[Dataset entries]
---*---

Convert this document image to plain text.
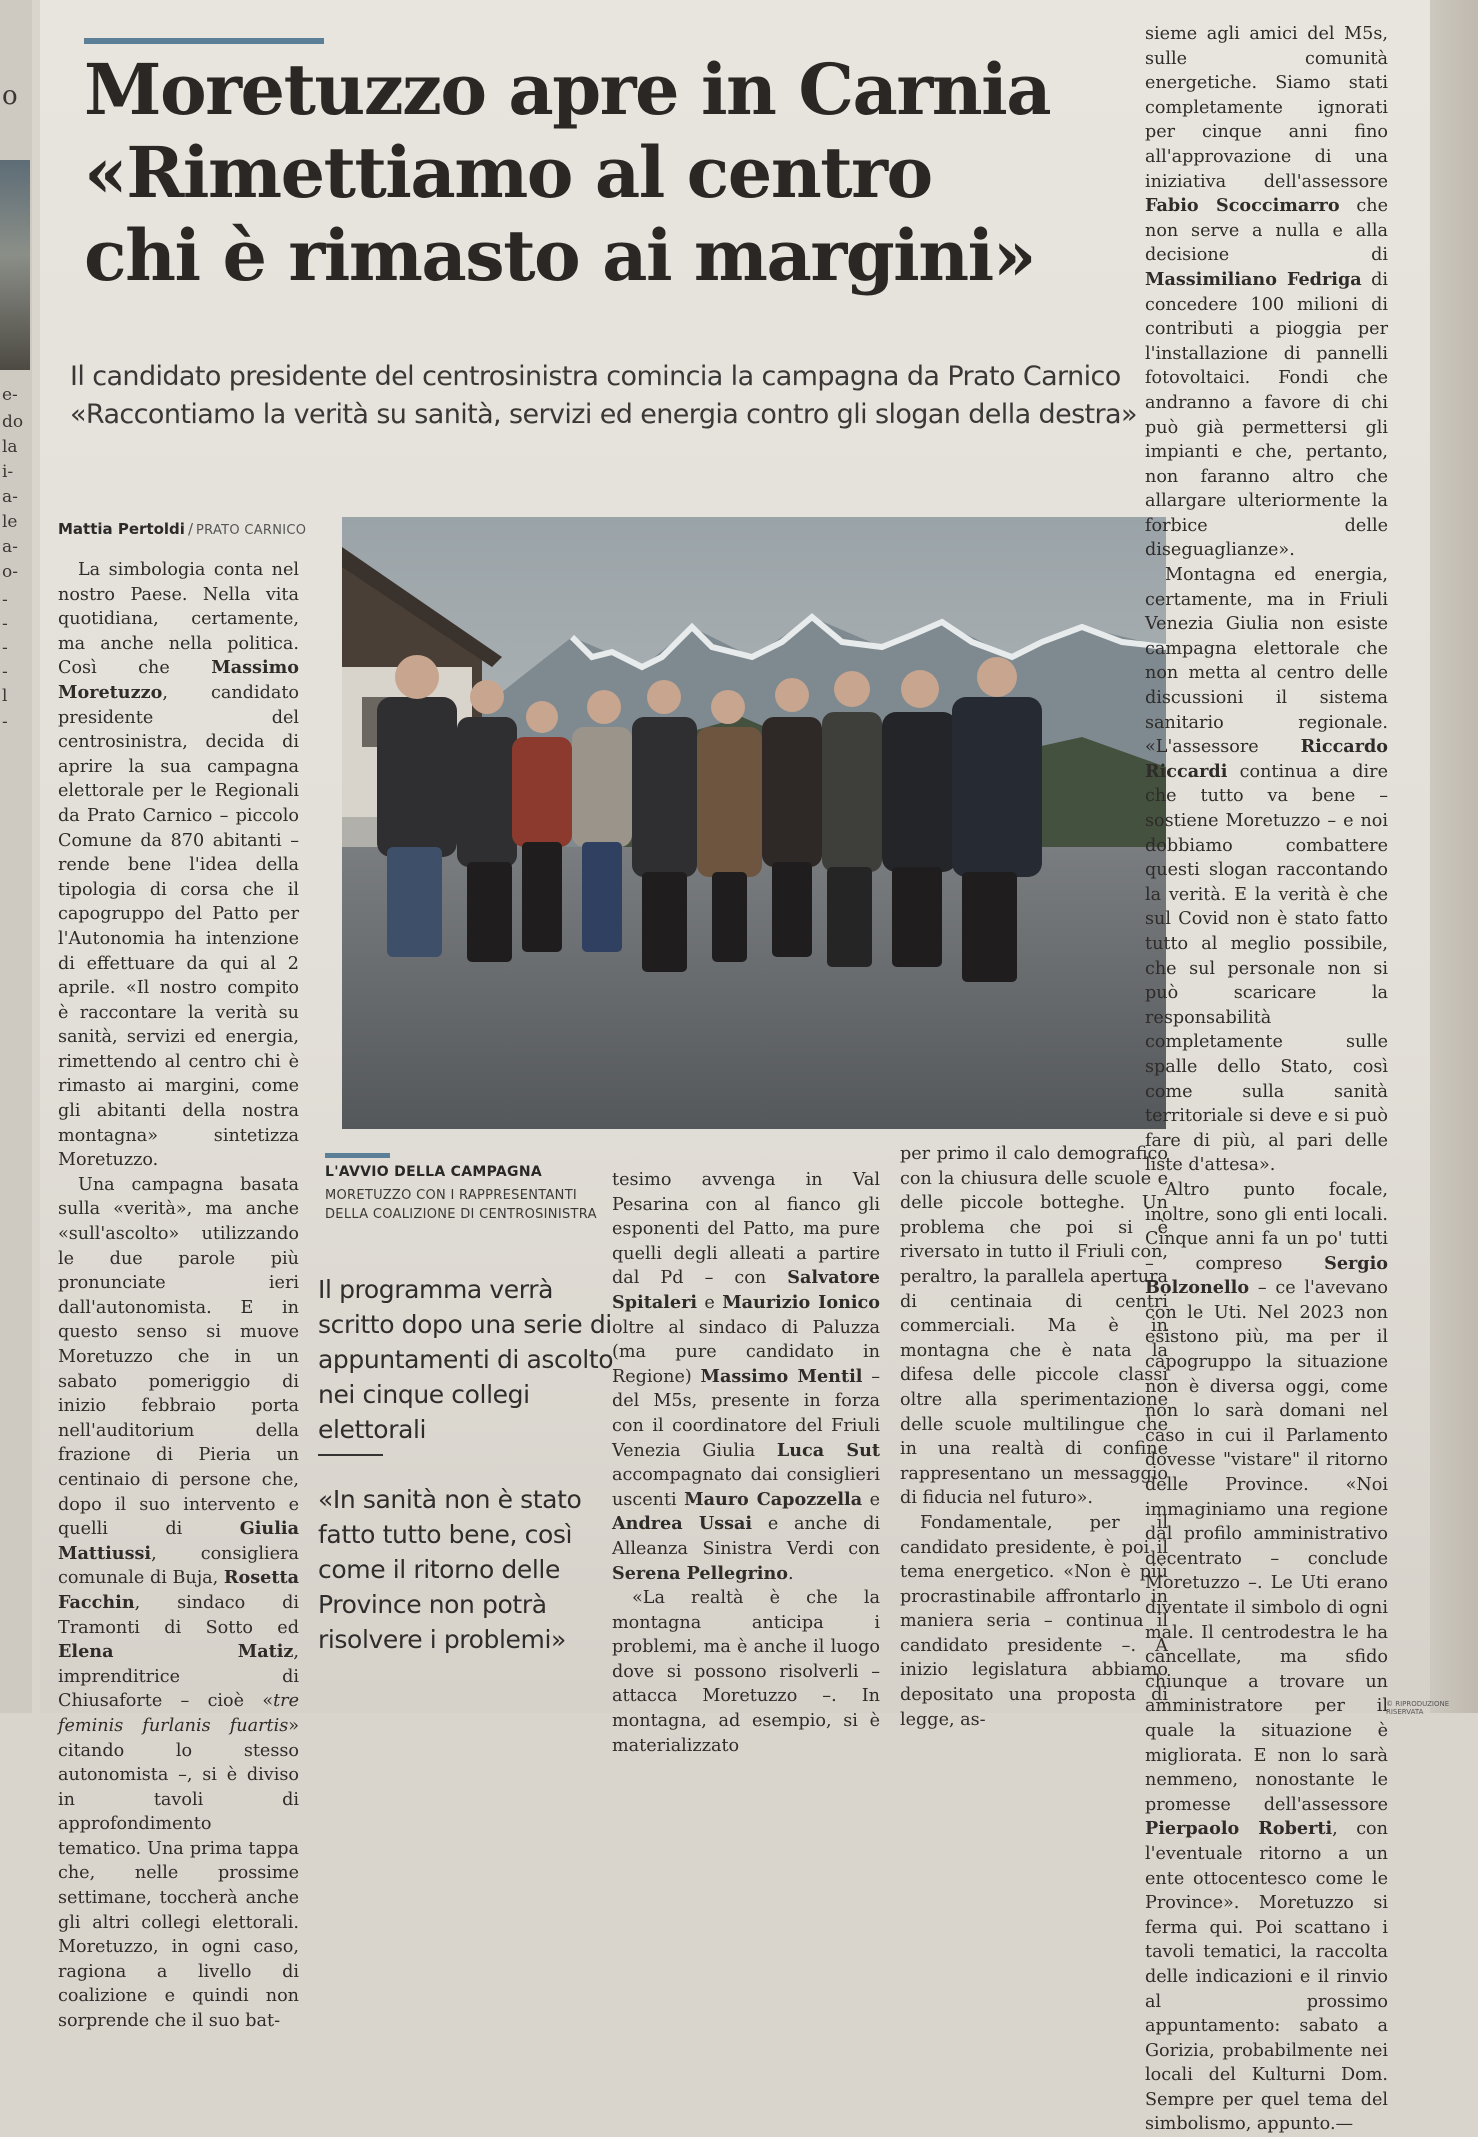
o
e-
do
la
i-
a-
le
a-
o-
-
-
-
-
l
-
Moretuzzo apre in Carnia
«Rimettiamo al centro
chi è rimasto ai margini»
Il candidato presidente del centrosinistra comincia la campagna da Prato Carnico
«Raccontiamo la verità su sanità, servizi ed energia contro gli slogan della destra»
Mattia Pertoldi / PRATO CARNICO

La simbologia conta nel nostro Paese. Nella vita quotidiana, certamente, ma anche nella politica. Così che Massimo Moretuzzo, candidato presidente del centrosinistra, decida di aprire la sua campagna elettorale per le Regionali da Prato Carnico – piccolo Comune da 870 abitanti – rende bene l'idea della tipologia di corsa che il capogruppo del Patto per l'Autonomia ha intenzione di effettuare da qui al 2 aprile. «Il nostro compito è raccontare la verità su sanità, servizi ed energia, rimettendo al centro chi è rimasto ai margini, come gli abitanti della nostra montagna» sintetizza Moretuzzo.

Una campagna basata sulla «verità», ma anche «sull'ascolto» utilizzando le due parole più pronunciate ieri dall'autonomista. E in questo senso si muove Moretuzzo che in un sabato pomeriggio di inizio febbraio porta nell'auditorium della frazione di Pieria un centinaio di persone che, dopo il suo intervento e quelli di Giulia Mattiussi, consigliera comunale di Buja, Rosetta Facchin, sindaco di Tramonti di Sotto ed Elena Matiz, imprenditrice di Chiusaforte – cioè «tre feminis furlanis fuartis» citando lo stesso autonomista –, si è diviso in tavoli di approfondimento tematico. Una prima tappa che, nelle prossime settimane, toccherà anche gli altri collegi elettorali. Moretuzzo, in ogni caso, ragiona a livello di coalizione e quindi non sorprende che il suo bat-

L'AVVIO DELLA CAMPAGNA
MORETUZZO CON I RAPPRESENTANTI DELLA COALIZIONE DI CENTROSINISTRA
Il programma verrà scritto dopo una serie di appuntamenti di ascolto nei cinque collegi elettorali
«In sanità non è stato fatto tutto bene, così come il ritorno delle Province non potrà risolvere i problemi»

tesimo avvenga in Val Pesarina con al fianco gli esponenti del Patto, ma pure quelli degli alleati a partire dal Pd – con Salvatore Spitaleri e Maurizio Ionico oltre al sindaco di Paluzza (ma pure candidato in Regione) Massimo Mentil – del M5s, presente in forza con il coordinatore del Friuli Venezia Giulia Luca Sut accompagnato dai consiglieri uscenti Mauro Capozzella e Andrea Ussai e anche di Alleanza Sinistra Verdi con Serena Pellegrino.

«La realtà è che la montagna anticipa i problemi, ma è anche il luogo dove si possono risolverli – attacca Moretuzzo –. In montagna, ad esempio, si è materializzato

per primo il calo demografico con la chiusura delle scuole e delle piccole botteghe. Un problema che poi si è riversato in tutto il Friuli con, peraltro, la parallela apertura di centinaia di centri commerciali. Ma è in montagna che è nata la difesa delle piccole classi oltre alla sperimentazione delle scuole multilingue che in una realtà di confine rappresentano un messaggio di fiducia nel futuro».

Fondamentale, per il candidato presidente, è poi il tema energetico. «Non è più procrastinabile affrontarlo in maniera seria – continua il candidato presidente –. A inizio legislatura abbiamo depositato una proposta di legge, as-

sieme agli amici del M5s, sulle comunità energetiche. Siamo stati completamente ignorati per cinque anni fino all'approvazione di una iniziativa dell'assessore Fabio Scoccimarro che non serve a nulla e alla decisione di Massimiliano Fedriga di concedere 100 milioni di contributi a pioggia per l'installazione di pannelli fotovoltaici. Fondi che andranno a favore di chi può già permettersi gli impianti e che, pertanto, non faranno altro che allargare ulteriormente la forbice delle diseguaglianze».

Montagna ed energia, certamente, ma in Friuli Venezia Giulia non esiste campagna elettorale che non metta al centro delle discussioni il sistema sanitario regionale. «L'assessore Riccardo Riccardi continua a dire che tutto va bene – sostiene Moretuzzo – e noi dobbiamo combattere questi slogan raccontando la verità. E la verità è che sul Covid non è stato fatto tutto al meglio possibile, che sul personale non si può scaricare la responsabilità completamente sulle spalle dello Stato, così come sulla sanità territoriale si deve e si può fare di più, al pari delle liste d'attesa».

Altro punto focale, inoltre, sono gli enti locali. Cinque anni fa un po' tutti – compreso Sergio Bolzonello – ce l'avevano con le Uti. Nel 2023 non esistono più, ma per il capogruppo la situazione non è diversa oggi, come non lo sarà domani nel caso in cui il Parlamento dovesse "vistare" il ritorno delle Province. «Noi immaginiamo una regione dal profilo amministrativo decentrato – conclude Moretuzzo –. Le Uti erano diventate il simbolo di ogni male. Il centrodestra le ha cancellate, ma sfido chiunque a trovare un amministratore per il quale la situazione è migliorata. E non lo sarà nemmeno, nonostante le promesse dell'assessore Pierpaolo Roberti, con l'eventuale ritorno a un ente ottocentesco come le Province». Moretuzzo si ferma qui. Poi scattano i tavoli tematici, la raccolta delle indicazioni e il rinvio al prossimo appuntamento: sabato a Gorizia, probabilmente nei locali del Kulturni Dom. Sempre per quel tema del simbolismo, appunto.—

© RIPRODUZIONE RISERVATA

---*---

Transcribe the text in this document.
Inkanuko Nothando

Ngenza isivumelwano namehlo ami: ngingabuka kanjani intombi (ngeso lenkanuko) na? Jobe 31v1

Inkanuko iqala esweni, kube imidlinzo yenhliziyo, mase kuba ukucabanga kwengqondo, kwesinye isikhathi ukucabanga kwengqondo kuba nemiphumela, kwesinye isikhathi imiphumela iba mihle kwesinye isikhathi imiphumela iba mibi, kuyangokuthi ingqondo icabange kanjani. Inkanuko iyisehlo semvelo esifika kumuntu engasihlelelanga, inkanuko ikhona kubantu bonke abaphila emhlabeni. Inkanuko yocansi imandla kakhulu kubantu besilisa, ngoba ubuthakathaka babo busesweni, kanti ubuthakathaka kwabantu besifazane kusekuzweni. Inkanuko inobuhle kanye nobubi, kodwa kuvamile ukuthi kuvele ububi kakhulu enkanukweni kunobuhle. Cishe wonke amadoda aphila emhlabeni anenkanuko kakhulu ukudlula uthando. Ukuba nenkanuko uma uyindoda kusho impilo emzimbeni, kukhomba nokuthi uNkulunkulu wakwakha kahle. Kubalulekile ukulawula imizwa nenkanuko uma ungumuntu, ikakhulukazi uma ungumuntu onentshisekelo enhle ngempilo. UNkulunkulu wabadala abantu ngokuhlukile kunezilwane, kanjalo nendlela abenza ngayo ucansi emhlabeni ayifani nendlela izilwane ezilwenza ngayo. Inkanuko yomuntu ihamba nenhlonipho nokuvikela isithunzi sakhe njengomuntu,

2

---*---

List every line in the records above that contains the word "problemi".

SOLUTION TO THE EXERCISE ::
«In sanità non è stato fatto tutto bene, così come il ritorno delle Province non potrà risolvere i problemi»
«La realtà è che la montagna anticipa i problemi, ma è anche il luogo dove si possono risolverli – attacca Moretuzzo –. In montagna, ad esempio, si è materializzato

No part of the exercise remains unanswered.